Exercise. Extract all lines containing "Expanded".

[Extracted data entries]
.....

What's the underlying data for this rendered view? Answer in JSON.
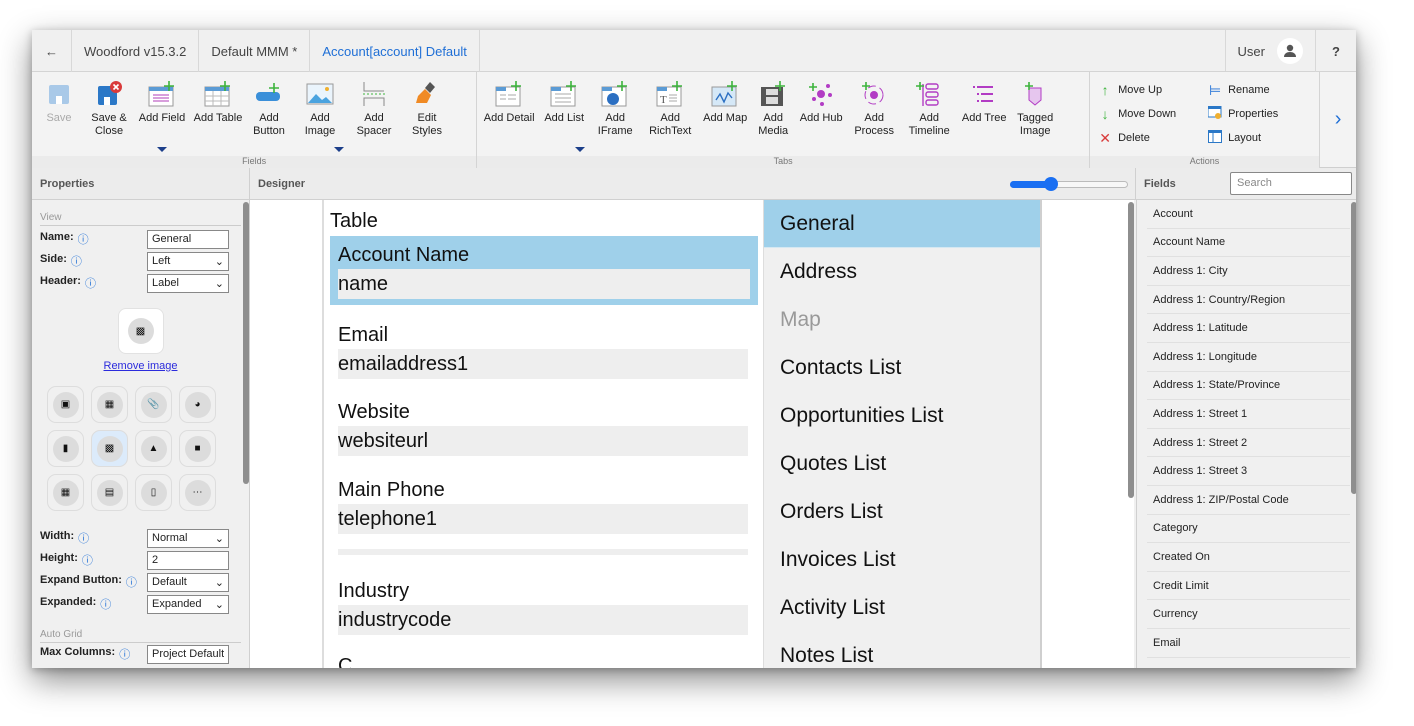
{
  "titlebar": {
    "tabs": [
      "Woodford v15.3.2",
      "Default MMM *",
      "Account[account] Default"
    ],
    "user_label": "User",
    "help": "?"
  },
  "ribbon": {
    "fields_group": {
      "label": "Fields",
      "buttons": [
        "Save",
        "Save & Close",
        "Add Field",
        "Add Table",
        "Add Button",
        "Add Image",
        "Add Spacer",
        "Edit Styles"
      ]
    },
    "tabs_group": {
      "label": "Tabs",
      "buttons": [
        "Add Detail",
        "Add List",
        "Add IFrame",
        "Add RichText",
        "Add Map",
        "Add Media",
        "Add Hub",
        "Add Process",
        "Add Timeline",
        "Add Tree",
        "Tagged Image"
      ]
    },
    "actions_group": {
      "label": "Actions",
      "items": [
        "Move Up",
        "Rename",
        "Move Down",
        "Properties",
        "Delete",
        "Layout"
      ]
    },
    "colors": {
      "accent": "#1f6fd6",
      "green": "#3cb43c",
      "red": "#d93a3a",
      "purple": "#b23cc4"
    }
  },
  "properties": {
    "header": "Properties",
    "view_section": "View",
    "name_label": "Name:",
    "name_value": "General",
    "side_label": "Side:",
    "side_value": "Left",
    "header_label": "Header:",
    "header_value": "Label",
    "remove_image": "Remove image",
    "width_label": "Width:",
    "width_value": "Normal",
    "height_label": "Height:",
    "height_value": "2",
    "expand_button_label": "Expand Button:",
    "expand_button_value": "Default",
    "expanded_label": "Expanded:",
    "expanded_value": "Expanded",
    "auto_grid_section": "Auto Grid",
    "max_columns_label": "Max Columns:",
    "max_columns_value": "Project Default"
  },
  "designer": {
    "header": "Designer",
    "zoom_level": 0.35,
    "form_title": "Table",
    "fields": [
      {
        "label": "Account Name",
        "value": "name",
        "selected": true
      },
      {
        "label": "Email",
        "value": "emailaddress1"
      },
      {
        "label": "Website",
        "value": "websiteurl"
      },
      {
        "label": "Main Phone",
        "value": "telephone1"
      },
      {
        "label": "",
        "value": ""
      },
      {
        "label": "Industry",
        "value": "industrycode"
      },
      {
        "label": "C",
        "value": ""
      }
    ],
    "tabs": [
      {
        "label": "General",
        "selected": true
      },
      {
        "label": "Address"
      },
      {
        "label": "Map",
        "dim": true
      },
      {
        "label": "Contacts List"
      },
      {
        "label": "Opportunities List"
      },
      {
        "label": "Quotes List"
      },
      {
        "label": "Orders List"
      },
      {
        "label": "Invoices List"
      },
      {
        "label": "Activity List"
      },
      {
        "label": "Notes List"
      }
    ],
    "selection_color": "#9fd0ea"
  },
  "fields_panel": {
    "header": "Fields",
    "search_placeholder": "Search",
    "items": [
      "Account",
      "Account Name",
      "Address 1: City",
      "Address 1: Country/Region",
      "Address 1: Latitude",
      "Address 1: Longitude",
      "Address 1: State/Province",
      "Address 1: Street 1",
      "Address 1: Street 2",
      "Address 1: Street 3",
      "Address 1: ZIP/Postal Code",
      "Category",
      "Created On",
      "Credit Limit",
      "Currency",
      "Email"
    ]
  }
}
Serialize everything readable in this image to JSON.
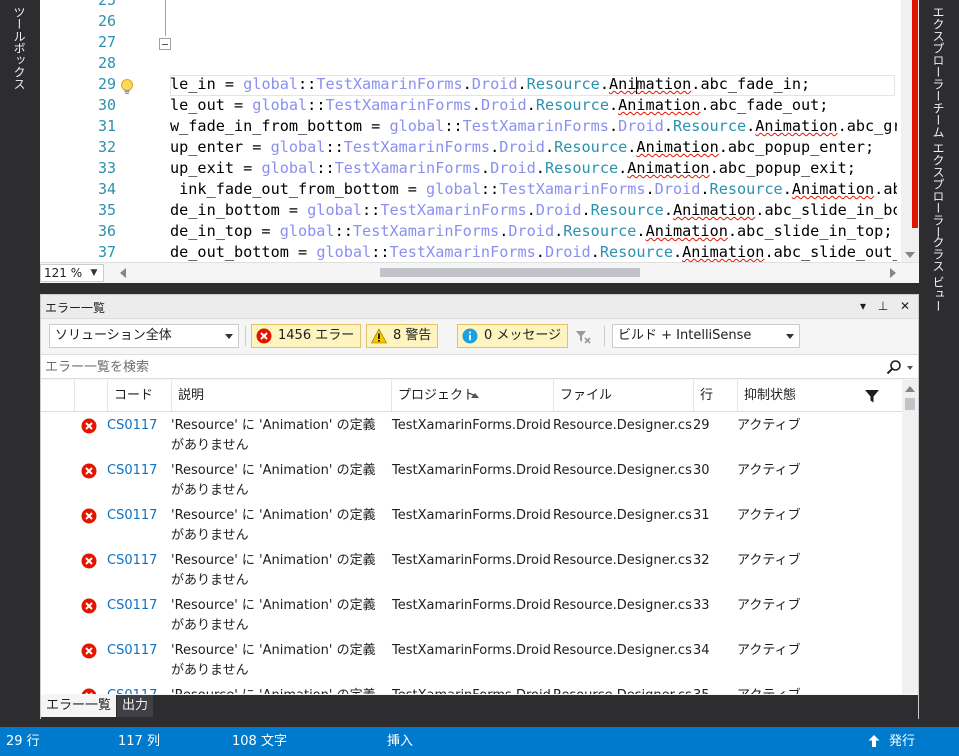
{
  "left_strip": {
    "toolbox_label": "ツールボックス"
  },
  "right_strip": {
    "tabs": [
      "エクスプローラー",
      "チーム エクスプローラー",
      "クラス ビュー"
    ]
  },
  "editor": {
    "line_numbers": [
      "25",
      "26",
      "27",
      "28",
      "29",
      "30",
      "31",
      "32",
      "33",
      "34",
      "35",
      "36",
      "37"
    ],
    "zoom": "121 %",
    "lines": [
      {
        "prefix": "le_in = ",
        "member": "abc_fade_in;"
      },
      {
        "prefix": "le_out = ",
        "member": "abc_fade_out;"
      },
      {
        "prefix": "w_fade_in_from_bottom = ",
        "member": "abc_grow_fade_in_from_bottom;"
      },
      {
        "prefix": "up_enter = ",
        "member": "abc_popup_enter;"
      },
      {
        "prefix": "up_exit = ",
        "member": "abc_popup_exit;"
      },
      {
        "prefix": " ink_fade_out_from_bottom = ",
        "member": "abc_shrink_fade_out_from_bottom;"
      },
      {
        "prefix": "de_in_bottom = ",
        "member": "abc_slide_in_bottom;"
      },
      {
        "prefix": "de_in_top = ",
        "member": "abc_slide_in_top;"
      },
      {
        "prefix": "de_out_bottom = ",
        "member": "abc_slide_out_bottom;"
      }
    ],
    "tokens": {
      "global": "global",
      "sep": "::",
      "ns1": "TestXamarinForms",
      "ns2": "Droid",
      "type": "Resource",
      "anim": "Animation",
      "dot": "."
    }
  },
  "error_list": {
    "title": "エラー一覧",
    "scope": "ソリューション全体",
    "errors_label": "1456 エラー",
    "warnings_label": "8 警告",
    "messages_label": "0 メッセージ",
    "build_filter": "ビルド + IntelliSense",
    "search_placeholder": "エラー一覧を検索",
    "columns": {
      "code": "コード",
      "description": "説明",
      "project": "プロジェクト",
      "file": "ファイル",
      "line": "行",
      "suppression": "抑制状態"
    },
    "rows": [
      {
        "code": "CS0117",
        "description": "'Resource' に 'Animation' の定義がありません",
        "project": "TestXamarinForms.Droid",
        "file": "Resource.Designer.cs",
        "line": "29",
        "state": "アクティブ"
      },
      {
        "code": "CS0117",
        "description": "'Resource' に 'Animation' の定義がありません",
        "project": "TestXamarinForms.Droid",
        "file": "Resource.Designer.cs",
        "line": "30",
        "state": "アクティブ"
      },
      {
        "code": "CS0117",
        "description": "'Resource' に 'Animation' の定義がありません",
        "project": "TestXamarinForms.Droid",
        "file": "Resource.Designer.cs",
        "line": "31",
        "state": "アクティブ"
      },
      {
        "code": "CS0117",
        "description": "'Resource' に 'Animation' の定義がありません",
        "project": "TestXamarinForms.Droid",
        "file": "Resource.Designer.cs",
        "line": "32",
        "state": "アクティブ"
      },
      {
        "code": "CS0117",
        "description": "'Resource' に 'Animation' の定義がありません",
        "project": "TestXamarinForms.Droid",
        "file": "Resource.Designer.cs",
        "line": "33",
        "state": "アクティブ"
      },
      {
        "code": "CS0117",
        "description": "'Resource' に 'Animation' の定義がありません",
        "project": "TestXamarinForms.Droid",
        "file": "Resource.Designer.cs",
        "line": "34",
        "state": "アクティブ"
      },
      {
        "code": "CS0117",
        "description": "'Resource' に 'Animation' の定義がありません",
        "project": "TestXamarinForms.Droid",
        "file": "Resource.Designer.cs",
        "line": "35",
        "state": "アクティブ"
      }
    ],
    "tabs": {
      "error_list": "エラー一覧",
      "output": "出力"
    }
  },
  "status_bar": {
    "line": "29 行",
    "column": "117 列",
    "chars": "108 文字",
    "mode": "挿入",
    "publish": "発行"
  },
  "colors": {
    "accent": "#007acc",
    "error": "#e51400",
    "warning_bg": "#fdf4bf",
    "code_link": "#0e70c0"
  }
}
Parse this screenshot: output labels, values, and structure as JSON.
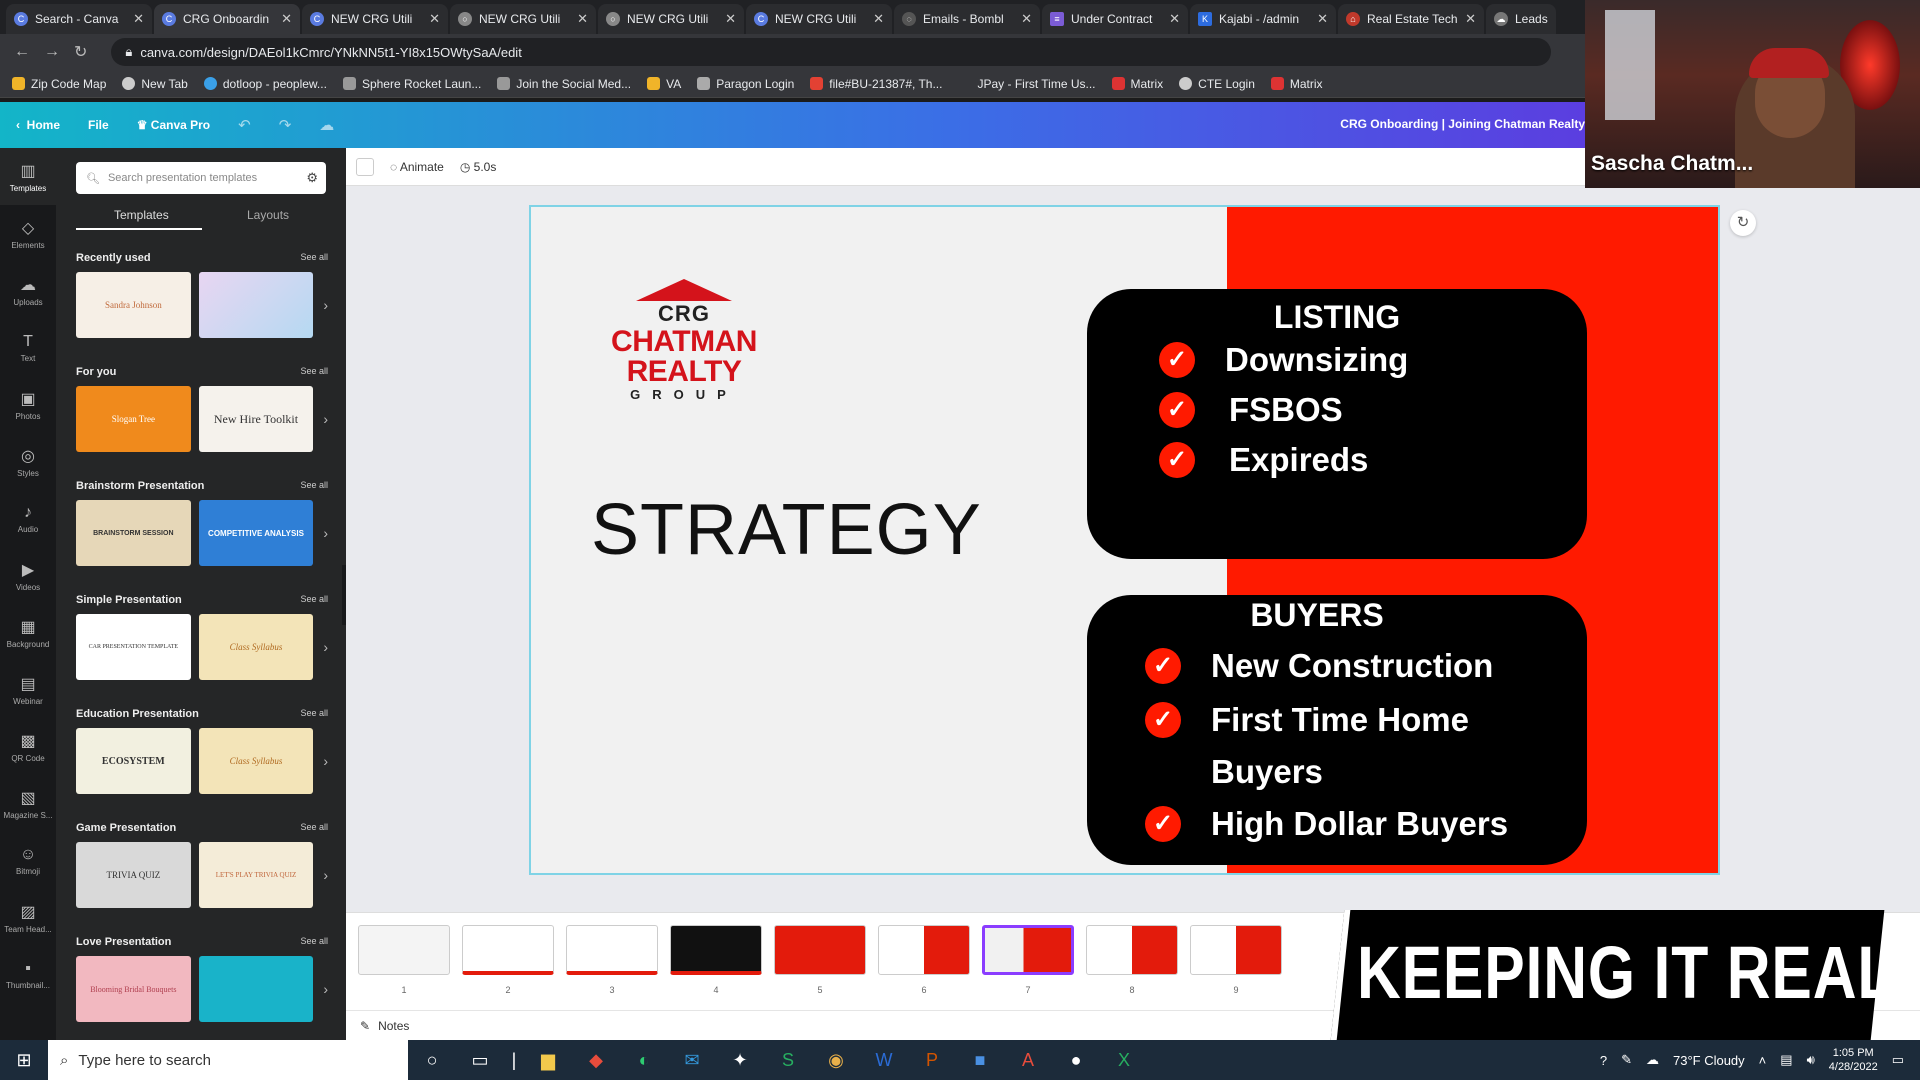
{
  "browser": {
    "tabs": [
      {
        "label": "Search - Canva",
        "active": false
      },
      {
        "label": "CRG Onboardin",
        "active": true
      },
      {
        "label": "NEW CRG Utili",
        "active": false
      },
      {
        "label": "NEW CRG Utili",
        "active": false
      },
      {
        "label": "NEW CRG Utili",
        "active": false
      },
      {
        "label": "NEW CRG Utili",
        "active": false
      },
      {
        "label": "Emails - Bombl",
        "active": false
      },
      {
        "label": "Under Contract",
        "active": false
      },
      {
        "label": "Kajabi - /admin",
        "active": false
      },
      {
        "label": "Real Estate Tech",
        "active": false
      },
      {
        "label": "Leads - P",
        "active": false
      }
    ],
    "url": "canva.com/design/DAEol1kCmrc/YNkNN5t1-YI8x15OWtySaA/edit",
    "bookmarks": [
      "Zip Code Map",
      "New Tab",
      "dotloop - peoplew...",
      "Sphere Rocket Laun...",
      "Join the Social Med...",
      "VA",
      "Paragon Login",
      "file#BU-21387#, Th...",
      "JPay - First Time Us...",
      "Matrix",
      "CTE Login",
      "Matrix"
    ]
  },
  "canva_header": {
    "home": "Home",
    "file": "File",
    "pro": "Canva Pro",
    "doc_title": "CRG Onboarding | Joining Chatman Realty"
  },
  "rail": [
    "Templates",
    "Elements",
    "Uploads",
    "Text",
    "Photos",
    "Styles",
    "Audio",
    "Videos",
    "Background",
    "Webinar",
    "QR Code",
    "Magazine S...",
    "Bitmoji",
    "Team Head...",
    "Thumbnail..."
  ],
  "panel": {
    "search_placeholder": "Search presentation templates",
    "tab_templates": "Templates",
    "tab_layouts": "Layouts",
    "see_all": "See all",
    "sections": [
      {
        "title": "Recently used",
        "thumbs": [
          "Sandra Johnson",
          ""
        ]
      },
      {
        "title": "For you",
        "thumbs": [
          "Slogan Tree",
          "New Hire Toolkit"
        ]
      },
      {
        "title": "Brainstorm Presentation",
        "thumbs": [
          "BRAINSTORM SESSION",
          "COMPETITIVE ANALYSIS"
        ]
      },
      {
        "title": "Simple Presentation",
        "thumbs": [
          "CAR PRESENTATION TEMPLATE",
          "Class Syllabus"
        ]
      },
      {
        "title": "Education Presentation",
        "thumbs": [
          "ECOSYSTEM",
          "Class Syllabus"
        ]
      },
      {
        "title": "Game Presentation",
        "thumbs": [
          "TRIVIA QUIZ",
          "LET'S PLAY TRIVIA QUIZ"
        ]
      },
      {
        "title": "Love Presentation",
        "thumbs": [
          "Blooming Bridal Bouquets",
          ""
        ]
      }
    ]
  },
  "toolbar": {
    "animate": "Animate",
    "duration": "5.0s"
  },
  "slide": {
    "logo_crg": "CRG",
    "logo_name": "CHATMAN REALTY",
    "logo_group": "GROUP",
    "heading": "STRATEGY",
    "listing": {
      "title": "LISTING",
      "items": [
        "Downsizing",
        "FSBOS",
        "Expireds"
      ]
    },
    "buyers": {
      "title": "BUYERS",
      "items": [
        "New Construction",
        "First Time Home",
        "Buyers",
        "High Dollar Buyers"
      ]
    },
    "colors": {
      "red": "#ff1a00",
      "card": "#000000"
    }
  },
  "filmstrip": {
    "page_numbers": [
      "1",
      "2",
      "3",
      "4",
      "5",
      "6",
      "7",
      "8",
      "9"
    ],
    "current": "7"
  },
  "notes_label": "Notes",
  "banner": "KEEPING IT REAL",
  "webcam_name": "Sascha Chatm...",
  "taskbar": {
    "search_placeholder": "Type here to search",
    "weather": "73°F  Cloudy",
    "time": "1:05 PM",
    "date": "4/28/2022"
  }
}
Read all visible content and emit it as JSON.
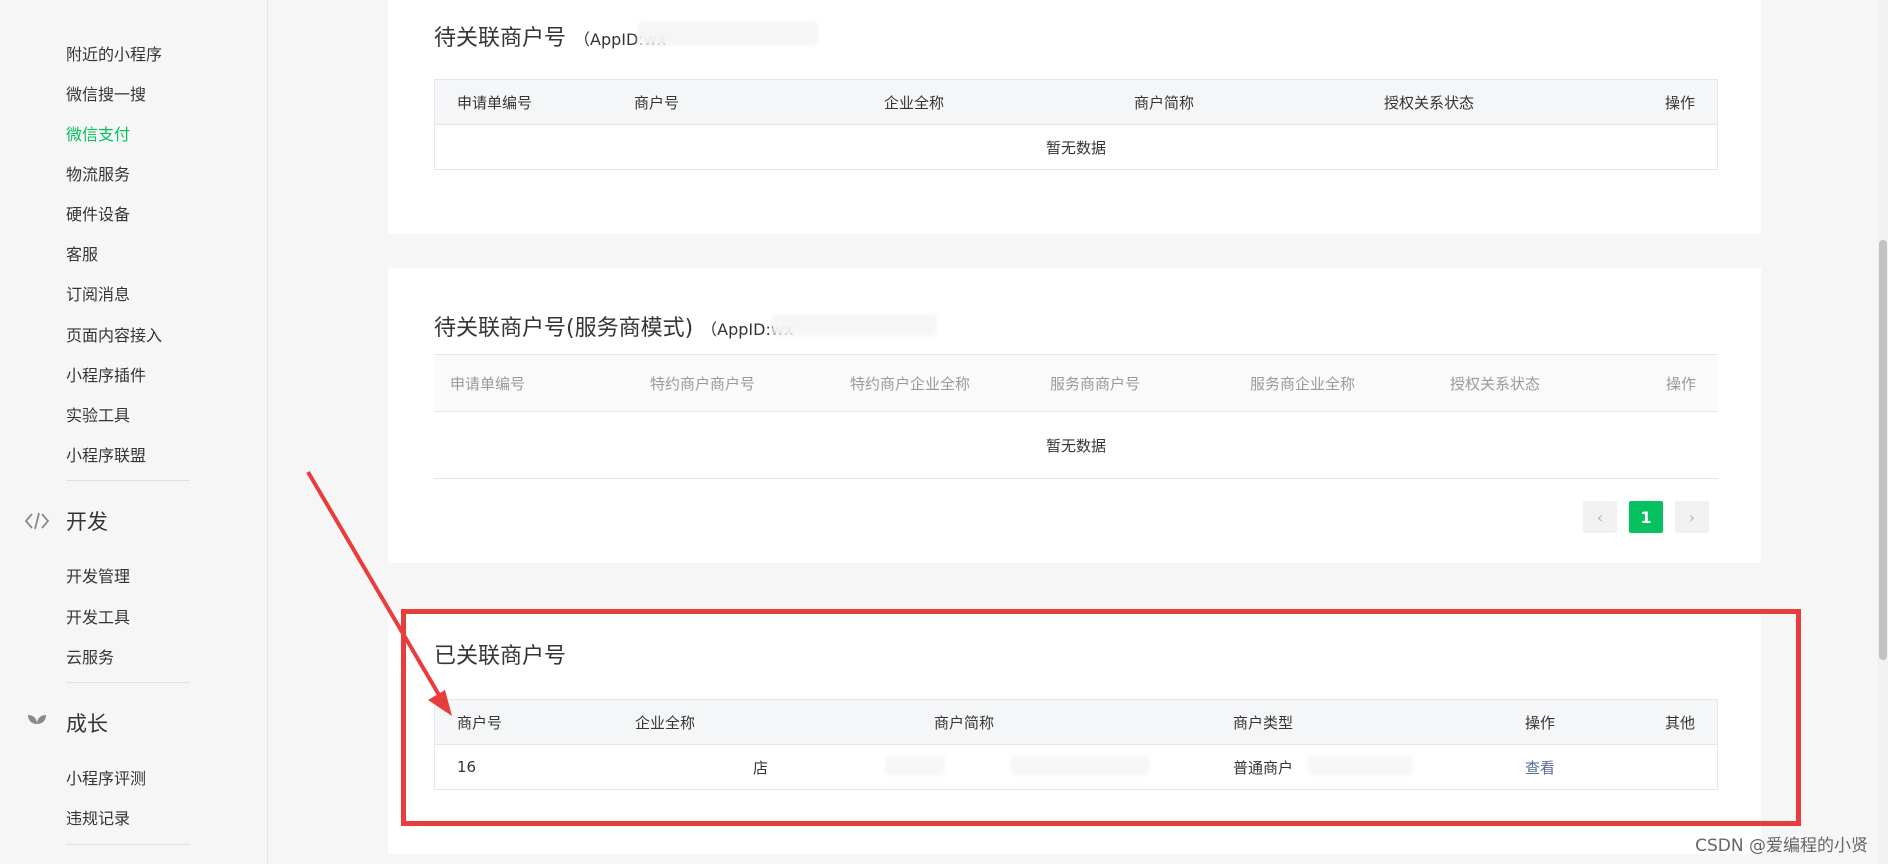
{
  "sidebar": {
    "items": [
      {
        "label": "附近的小程序",
        "active": false
      },
      {
        "label": "微信搜一搜",
        "active": false
      },
      {
        "label": "微信支付",
        "active": true
      },
      {
        "label": "物流服务",
        "active": false
      },
      {
        "label": "硬件设备",
        "active": false
      },
      {
        "label": "客服",
        "active": false
      },
      {
        "label": "订阅消息",
        "active": false
      },
      {
        "label": "页面内容接入",
        "active": false
      },
      {
        "label": "小程序插件",
        "active": false
      },
      {
        "label": "实验工具",
        "active": false
      },
      {
        "label": "小程序联盟",
        "active": false
      }
    ],
    "sections": {
      "develop": {
        "label": "开发",
        "icon": "code-icon",
        "items": [
          {
            "label": "开发管理"
          },
          {
            "label": "开发工具"
          },
          {
            "label": "云服务"
          }
        ]
      },
      "growth": {
        "label": "成长",
        "icon": "sprout-icon",
        "items": [
          {
            "label": "小程序评测"
          },
          {
            "label": "违规记录"
          }
        ]
      }
    }
  },
  "panel1": {
    "title": "待关联商户号",
    "appid": "（AppID:wx",
    "headers": [
      "申请单编号",
      "商户号",
      "企业全称",
      "商户简称",
      "授权关系状态",
      "操作"
    ],
    "empty_text": "暂无数据"
  },
  "panel2": {
    "title": "待关联商户号(服务商模式)",
    "appid": "（AppID:wx",
    "headers": [
      "申请单编号",
      "特约商户商户号",
      "特约商户企业全称",
      "服务商商户号",
      "服务商企业全称",
      "授权关系状态",
      "操作"
    ],
    "empty_text": "暂无数据",
    "pagination": {
      "prev": "‹",
      "current": "1",
      "next": "›"
    }
  },
  "panel3": {
    "title": "已关联商户号",
    "headers": [
      "商户号",
      "企业全称",
      "商户简称",
      "商户类型",
      "操作",
      "其他"
    ],
    "rows": [
      {
        "merchant_id": "16",
        "company": "店",
        "short_name": "",
        "type": "普通商户",
        "action": "查看",
        "other": ""
      }
    ]
  },
  "watermark": "CSDN @爱编程的小贤",
  "colors": {
    "accent": "#07c160",
    "link": "#576b95",
    "highlight": "#e93c3c"
  }
}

.....

The result.
    "expanded_label": "Expanded:",
    "expanded_value": "Expanded",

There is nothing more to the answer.